Supplied records:
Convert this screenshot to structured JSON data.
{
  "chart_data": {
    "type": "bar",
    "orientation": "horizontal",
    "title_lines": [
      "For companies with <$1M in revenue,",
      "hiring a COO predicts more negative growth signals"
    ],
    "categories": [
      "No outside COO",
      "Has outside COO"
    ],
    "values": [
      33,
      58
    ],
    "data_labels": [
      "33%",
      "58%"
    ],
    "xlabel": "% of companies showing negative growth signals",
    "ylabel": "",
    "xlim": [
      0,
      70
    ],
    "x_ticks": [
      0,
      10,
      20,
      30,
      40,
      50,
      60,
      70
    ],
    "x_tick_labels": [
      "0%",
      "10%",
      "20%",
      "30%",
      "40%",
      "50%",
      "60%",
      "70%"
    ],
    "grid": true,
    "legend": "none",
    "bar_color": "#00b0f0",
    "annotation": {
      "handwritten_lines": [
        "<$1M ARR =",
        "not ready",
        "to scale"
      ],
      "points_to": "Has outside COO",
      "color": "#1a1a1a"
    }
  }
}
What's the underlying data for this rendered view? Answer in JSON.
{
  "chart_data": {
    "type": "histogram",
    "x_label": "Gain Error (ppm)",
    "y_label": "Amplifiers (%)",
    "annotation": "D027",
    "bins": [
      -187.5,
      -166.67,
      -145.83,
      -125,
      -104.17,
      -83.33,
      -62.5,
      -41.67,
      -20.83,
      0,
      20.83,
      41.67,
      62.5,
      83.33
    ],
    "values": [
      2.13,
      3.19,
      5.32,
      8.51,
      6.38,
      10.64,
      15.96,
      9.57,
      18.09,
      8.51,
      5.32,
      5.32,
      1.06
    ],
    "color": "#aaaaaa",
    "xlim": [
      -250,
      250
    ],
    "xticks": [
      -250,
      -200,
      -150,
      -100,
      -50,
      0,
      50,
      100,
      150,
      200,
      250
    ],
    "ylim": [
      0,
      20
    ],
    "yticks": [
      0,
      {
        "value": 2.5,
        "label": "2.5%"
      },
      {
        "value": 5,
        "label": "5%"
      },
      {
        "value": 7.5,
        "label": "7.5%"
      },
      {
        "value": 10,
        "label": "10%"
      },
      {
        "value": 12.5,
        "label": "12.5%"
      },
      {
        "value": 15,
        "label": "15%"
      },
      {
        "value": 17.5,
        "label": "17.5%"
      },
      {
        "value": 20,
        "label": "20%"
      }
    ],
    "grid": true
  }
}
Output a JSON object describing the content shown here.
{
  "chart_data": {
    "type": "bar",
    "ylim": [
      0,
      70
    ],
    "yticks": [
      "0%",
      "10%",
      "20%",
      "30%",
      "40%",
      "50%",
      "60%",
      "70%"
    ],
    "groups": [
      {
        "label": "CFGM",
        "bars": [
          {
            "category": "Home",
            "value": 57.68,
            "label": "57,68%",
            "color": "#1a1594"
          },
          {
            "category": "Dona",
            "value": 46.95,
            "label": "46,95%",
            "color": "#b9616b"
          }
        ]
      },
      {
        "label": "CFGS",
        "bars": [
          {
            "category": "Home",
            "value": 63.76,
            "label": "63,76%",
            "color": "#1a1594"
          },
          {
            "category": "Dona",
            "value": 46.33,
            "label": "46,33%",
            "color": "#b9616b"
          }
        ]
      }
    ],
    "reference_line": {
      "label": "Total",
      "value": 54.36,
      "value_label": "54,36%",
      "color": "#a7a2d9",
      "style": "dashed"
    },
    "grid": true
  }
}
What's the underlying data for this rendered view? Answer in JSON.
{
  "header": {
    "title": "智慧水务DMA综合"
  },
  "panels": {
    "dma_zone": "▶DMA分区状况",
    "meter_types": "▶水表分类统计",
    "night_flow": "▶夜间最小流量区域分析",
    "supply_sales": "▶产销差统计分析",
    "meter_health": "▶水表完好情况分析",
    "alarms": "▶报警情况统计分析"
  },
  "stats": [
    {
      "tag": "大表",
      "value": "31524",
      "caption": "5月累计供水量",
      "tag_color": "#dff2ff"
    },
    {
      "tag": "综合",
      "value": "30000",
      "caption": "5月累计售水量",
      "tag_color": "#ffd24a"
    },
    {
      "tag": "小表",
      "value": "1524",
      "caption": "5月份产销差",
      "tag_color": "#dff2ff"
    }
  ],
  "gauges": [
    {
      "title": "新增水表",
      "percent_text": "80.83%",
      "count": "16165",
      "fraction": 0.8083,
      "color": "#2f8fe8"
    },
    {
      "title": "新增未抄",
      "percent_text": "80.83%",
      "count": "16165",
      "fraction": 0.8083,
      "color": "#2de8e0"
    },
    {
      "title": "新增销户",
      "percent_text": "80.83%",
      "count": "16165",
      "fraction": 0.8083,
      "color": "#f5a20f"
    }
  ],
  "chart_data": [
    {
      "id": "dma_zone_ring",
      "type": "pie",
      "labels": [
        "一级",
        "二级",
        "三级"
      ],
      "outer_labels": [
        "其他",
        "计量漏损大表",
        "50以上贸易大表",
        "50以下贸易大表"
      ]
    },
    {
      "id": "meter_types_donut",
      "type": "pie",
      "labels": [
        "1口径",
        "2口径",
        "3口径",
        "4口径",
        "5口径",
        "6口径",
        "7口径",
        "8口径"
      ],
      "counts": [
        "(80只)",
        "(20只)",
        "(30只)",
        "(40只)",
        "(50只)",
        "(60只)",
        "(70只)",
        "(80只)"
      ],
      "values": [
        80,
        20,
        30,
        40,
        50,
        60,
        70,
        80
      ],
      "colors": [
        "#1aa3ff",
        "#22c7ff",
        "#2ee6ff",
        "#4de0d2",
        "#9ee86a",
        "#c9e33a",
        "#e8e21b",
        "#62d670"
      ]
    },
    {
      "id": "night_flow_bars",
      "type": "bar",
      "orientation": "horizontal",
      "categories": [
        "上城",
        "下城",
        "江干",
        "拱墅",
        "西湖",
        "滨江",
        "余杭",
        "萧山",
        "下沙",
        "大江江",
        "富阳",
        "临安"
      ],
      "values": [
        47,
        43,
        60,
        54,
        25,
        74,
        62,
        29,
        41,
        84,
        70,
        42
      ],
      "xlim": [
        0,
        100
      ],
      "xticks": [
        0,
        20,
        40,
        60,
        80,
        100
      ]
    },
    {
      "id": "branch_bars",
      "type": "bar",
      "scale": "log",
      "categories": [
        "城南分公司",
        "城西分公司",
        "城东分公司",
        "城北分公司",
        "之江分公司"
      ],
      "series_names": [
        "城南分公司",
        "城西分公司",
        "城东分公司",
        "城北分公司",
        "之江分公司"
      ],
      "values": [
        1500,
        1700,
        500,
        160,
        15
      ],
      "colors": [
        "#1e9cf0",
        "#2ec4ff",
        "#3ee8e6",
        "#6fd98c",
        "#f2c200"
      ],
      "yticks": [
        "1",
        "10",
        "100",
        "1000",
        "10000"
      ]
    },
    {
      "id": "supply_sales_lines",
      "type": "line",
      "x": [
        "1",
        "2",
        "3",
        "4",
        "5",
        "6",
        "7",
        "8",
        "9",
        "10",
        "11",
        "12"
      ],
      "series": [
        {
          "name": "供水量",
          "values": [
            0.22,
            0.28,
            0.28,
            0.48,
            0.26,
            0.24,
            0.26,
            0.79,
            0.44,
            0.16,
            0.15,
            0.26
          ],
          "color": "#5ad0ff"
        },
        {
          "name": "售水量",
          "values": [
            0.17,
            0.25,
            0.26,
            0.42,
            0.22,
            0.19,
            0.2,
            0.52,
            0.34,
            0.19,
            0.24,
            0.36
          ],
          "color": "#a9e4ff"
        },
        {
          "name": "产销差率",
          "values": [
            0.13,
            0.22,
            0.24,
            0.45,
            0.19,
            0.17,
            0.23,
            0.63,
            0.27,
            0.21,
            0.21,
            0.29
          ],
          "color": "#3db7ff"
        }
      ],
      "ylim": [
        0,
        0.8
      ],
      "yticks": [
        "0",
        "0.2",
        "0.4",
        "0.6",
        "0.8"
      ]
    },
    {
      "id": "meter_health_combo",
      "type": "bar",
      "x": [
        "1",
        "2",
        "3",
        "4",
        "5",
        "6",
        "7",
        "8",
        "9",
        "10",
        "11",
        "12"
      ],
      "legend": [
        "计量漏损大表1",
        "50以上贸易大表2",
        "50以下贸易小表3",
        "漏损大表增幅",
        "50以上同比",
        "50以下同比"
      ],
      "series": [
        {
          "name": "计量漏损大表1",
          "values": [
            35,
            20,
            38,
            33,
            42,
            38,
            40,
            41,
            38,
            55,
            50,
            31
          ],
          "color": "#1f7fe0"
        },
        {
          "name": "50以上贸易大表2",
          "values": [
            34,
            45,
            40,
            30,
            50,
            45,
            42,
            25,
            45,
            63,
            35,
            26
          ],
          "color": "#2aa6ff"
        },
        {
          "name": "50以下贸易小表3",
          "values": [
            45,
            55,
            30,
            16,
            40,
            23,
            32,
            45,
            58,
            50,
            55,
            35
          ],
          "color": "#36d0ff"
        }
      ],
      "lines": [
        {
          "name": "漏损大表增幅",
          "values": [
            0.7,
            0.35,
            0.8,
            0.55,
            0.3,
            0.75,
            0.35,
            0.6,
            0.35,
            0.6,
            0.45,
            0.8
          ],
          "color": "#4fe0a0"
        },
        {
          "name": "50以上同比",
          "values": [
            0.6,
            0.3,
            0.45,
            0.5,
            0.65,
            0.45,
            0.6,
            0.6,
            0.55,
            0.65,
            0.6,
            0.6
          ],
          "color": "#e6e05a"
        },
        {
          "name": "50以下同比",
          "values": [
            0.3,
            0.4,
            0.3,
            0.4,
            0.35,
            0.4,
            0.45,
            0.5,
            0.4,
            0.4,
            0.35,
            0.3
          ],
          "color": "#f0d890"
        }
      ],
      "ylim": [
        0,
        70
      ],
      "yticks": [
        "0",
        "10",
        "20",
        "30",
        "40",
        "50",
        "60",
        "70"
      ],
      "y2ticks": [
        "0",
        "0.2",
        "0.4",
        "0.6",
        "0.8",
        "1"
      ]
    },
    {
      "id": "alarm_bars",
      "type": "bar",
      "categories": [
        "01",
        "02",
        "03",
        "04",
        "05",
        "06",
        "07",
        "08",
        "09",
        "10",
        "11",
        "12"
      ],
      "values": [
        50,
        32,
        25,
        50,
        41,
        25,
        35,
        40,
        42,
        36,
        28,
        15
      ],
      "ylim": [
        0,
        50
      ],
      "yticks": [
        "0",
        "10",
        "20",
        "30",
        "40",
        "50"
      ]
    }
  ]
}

Directions:
Of the lines in the entries above, how many include "negative"? Only the number should be given.

Final result:
2